▶ _Your goal_: Put each line of the items below into a JSON list of strings, one string per line. Skip blank lines and leave out the pictures.

Spatial layout data:
────────────────────────────────────────
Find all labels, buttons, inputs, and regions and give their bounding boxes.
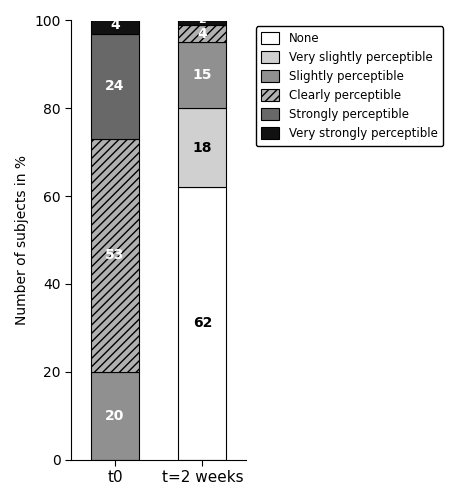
Bar [178, 25, 226, 42]
Text: 20: 20 [105, 408, 125, 422]
Bar [91, 34, 139, 139]
Bar [178, 108, 226, 188]
Text: 4: 4 [110, 18, 120, 32]
Text: 62: 62 [193, 316, 212, 330]
Bar [178, 42, 226, 108]
Bar [178, 16, 226, 25]
Text: 24: 24 [105, 80, 125, 94]
Text: 4: 4 [198, 26, 207, 40]
Text: 18: 18 [193, 141, 212, 155]
Bar [91, 16, 139, 34]
Text: 15: 15 [193, 68, 212, 82]
Bar [178, 188, 226, 460]
Y-axis label: Number of subjects in %: Number of subjects in % [15, 155, 29, 325]
Text: 53: 53 [105, 248, 125, 262]
Text: 2: 2 [199, 16, 207, 26]
Bar [91, 139, 139, 372]
Legend: None, Very slightly perceptible, Slightly perceptible, Clearly perceptible, Stro: None, Very slightly perceptible, Slightl… [255, 26, 444, 146]
Bar [91, 372, 139, 460]
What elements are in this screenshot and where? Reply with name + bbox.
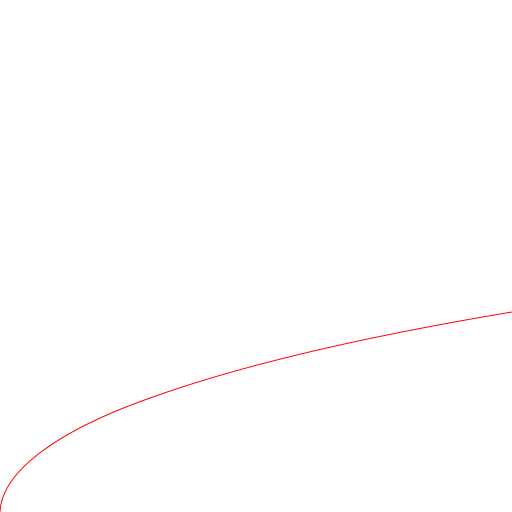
curve bbox=[0, 311, 512, 512]
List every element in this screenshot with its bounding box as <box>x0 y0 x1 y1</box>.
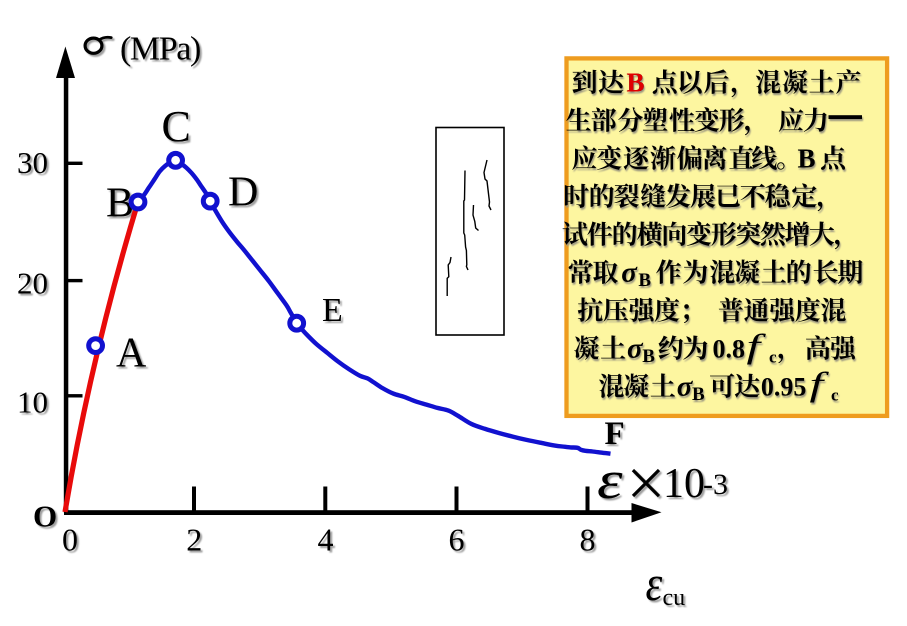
svg-text:B: B <box>627 68 645 98</box>
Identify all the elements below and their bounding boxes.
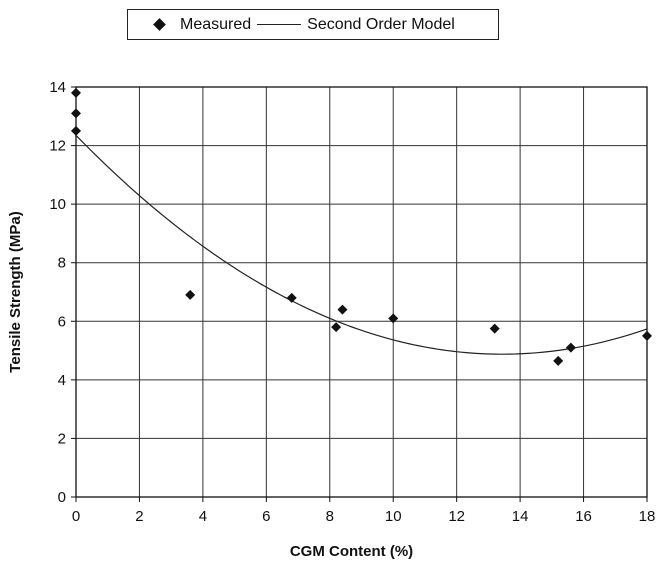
measured-point: [287, 293, 297, 303]
y-tick-label: 12: [49, 138, 66, 155]
measured-point: [185, 290, 195, 300]
x-tick-label: 16: [575, 508, 592, 525]
measured-point: [331, 322, 341, 332]
measured-point: [71, 108, 81, 118]
y-tick-label: 6: [58, 313, 66, 330]
x-tick-label: 0: [72, 508, 80, 525]
measured-points: [71, 88, 652, 366]
measured-point: [553, 356, 563, 366]
x-tick-label: 10: [385, 508, 402, 525]
x-tick-label: 4: [199, 508, 207, 525]
x-tick-label: 18: [639, 508, 656, 525]
measured-point: [388, 313, 398, 323]
measured-point: [71, 88, 81, 98]
x-tick-label: 2: [135, 508, 143, 525]
y-tick-label: 10: [49, 196, 66, 213]
y-tick-label: 8: [58, 255, 66, 272]
y-tick-label: 4: [58, 372, 66, 389]
measured-point: [337, 305, 347, 315]
y-tick-label: 14: [49, 79, 66, 96]
x-tick-label: 8: [326, 508, 334, 525]
y-tick-label: 2: [58, 430, 66, 447]
measured-point: [490, 324, 500, 334]
grid: [76, 87, 647, 497]
x-axis-title: CGM Content (%): [290, 543, 413, 560]
x-tick-label: 14: [512, 508, 529, 525]
y-tick-label: 0: [58, 489, 66, 506]
x-tick-label: 6: [262, 508, 270, 525]
y-axis-title: Tensile Strength (MPa): [7, 211, 24, 372]
plot-area-frame: [76, 87, 647, 497]
measured-point: [642, 331, 652, 341]
measured-point: [566, 343, 576, 353]
measured-point: [71, 126, 81, 136]
x-tick-label: 12: [448, 508, 465, 525]
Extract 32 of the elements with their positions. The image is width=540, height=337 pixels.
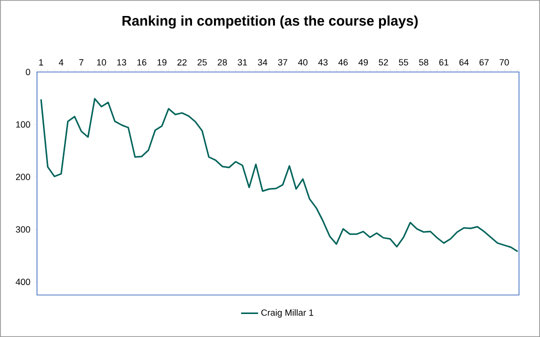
────────────────────────────────────────
▶ _Task response_:
[
  "Find all labels, buttons, inputs, and regions and give their bounding boxes.",
  "Bar [178, 25, 226, 42]",
  "Text: 20: 20 [105, 408, 125, 422]",
  "Bar [91, 34, 139, 139]",
  "Bar [178, 108, 226, 188]",
  "Text: 4: 4 [110, 18, 120, 32]",
  "Text: 62: 62 [193, 316, 212, 330]",
  "Bar [178, 42, 226, 108]",
  "Bar [178, 16, 226, 25]",
  "Text: 24: 24 [105, 80, 125, 94]",
  "Text: 4: 4 [198, 26, 207, 40]",
  "Text: 18: 18 [193, 141, 212, 155]",
  "Bar [91, 16, 139, 34]",
  "Text: 15: 15 [193, 68, 212, 82]",
  "Bar [178, 188, 226, 460]",
  "Y-axis label: Number of subjects in %: Number of subjects in % [15, 155, 29, 325]",
  "Text: 53: 53 [105, 248, 125, 262]",
  "Text: 2: 2 [199, 16, 207, 26]",
  "Bar [91, 139, 139, 372]",
  "Legend: None, Very slightly perceptible, Slightly perceptible, Clearly perceptible, Stro: None, Very slightly perceptible, Slightl… [255, 26, 444, 146]",
  "Bar [91, 372, 139, 460]",
  "What elements are in this screenshot and where? Reply with name + bbox.",
  "curve bbox=[0, 311, 512, 512]",
  "List every element in this screenshot with its bounding box as <box>x0 y0 x1 y1</box>.",
  "svg-text:B: B <box>627 68 645 98</box>",
  "Identify all the elements below and their bounding boxes.",
  "measured-point: [287, 293, 297, 303]",
  "y-tick-label: 12: [49, 138, 66, 155]",
  "measured-point: [185, 290, 195, 300]",
  "x-tick-label: 16: [575, 508, 592, 525]",
  "measured-point: [331, 322, 341, 332]",
  "measured-point: [71, 108, 81, 118]",
  "y-tick-label: 6: [58, 313, 66, 330]",
  "x-tick-label: 0: [72, 508, 80, 525]",
  "measured-points: [71, 88, 652, 366]",
  "measured-point: [553, 356, 563, 366]",
  "x-tick-label: 10: [385, 508, 402, 525]",
  "x-tick-label: 4: [199, 508, 207, 525]",
  "x-tick-label: 18: [639, 508, 656, 525]",
  "measured-point: [388, 313, 398, 323]",
  "measured-point: [71, 88, 81, 98]",
  "x-tick-label: 2: [135, 508, 143, 525]",
  "y-tick-label: 10: [49, 196, 66, 213]",
  "y-tick-label: 8: [58, 255, 66, 272]",
  "y-tick-label: 4: [58, 372, 66, 389]",
  "measured-point: [337, 305, 347, 315]",
  "y-tick-label: 14: [49, 79, 66, 96]",
  "x-tick-label: 8: [326, 508, 334, 525]",
  "y-tick-label: 2: [58, 430, 66, 447]",
  "measured-point: [490, 324, 500, 334]",
  "grid: [76, 87, 647, 497]",
  "x-axis-title: CGM Content (%): [290, 543, 413, 560]",
  "x-tick-label: 14: [512, 508, 529, 525]",
  "y-tick-label: 0: [58, 489, 66, 506]",
  "x-tick-label: 6: [262, 508, 270, 525]",
  "y-axis-title: Tensile Strength (MPa): [7, 211, 24, 372]",
  "plot-area-frame: [76, 87, 647, 497]",
  "measured-point: [642, 331, 652, 341]",
  "measured-point: [566, 343, 576, 353]",
  "measured-point: [71, 126, 81, 136]",
  "x-tick-label: 12: [448, 508, 465, 525]",
  "Extract 32 of the elements with their positions. The image is width=540, height=337 pixels."
]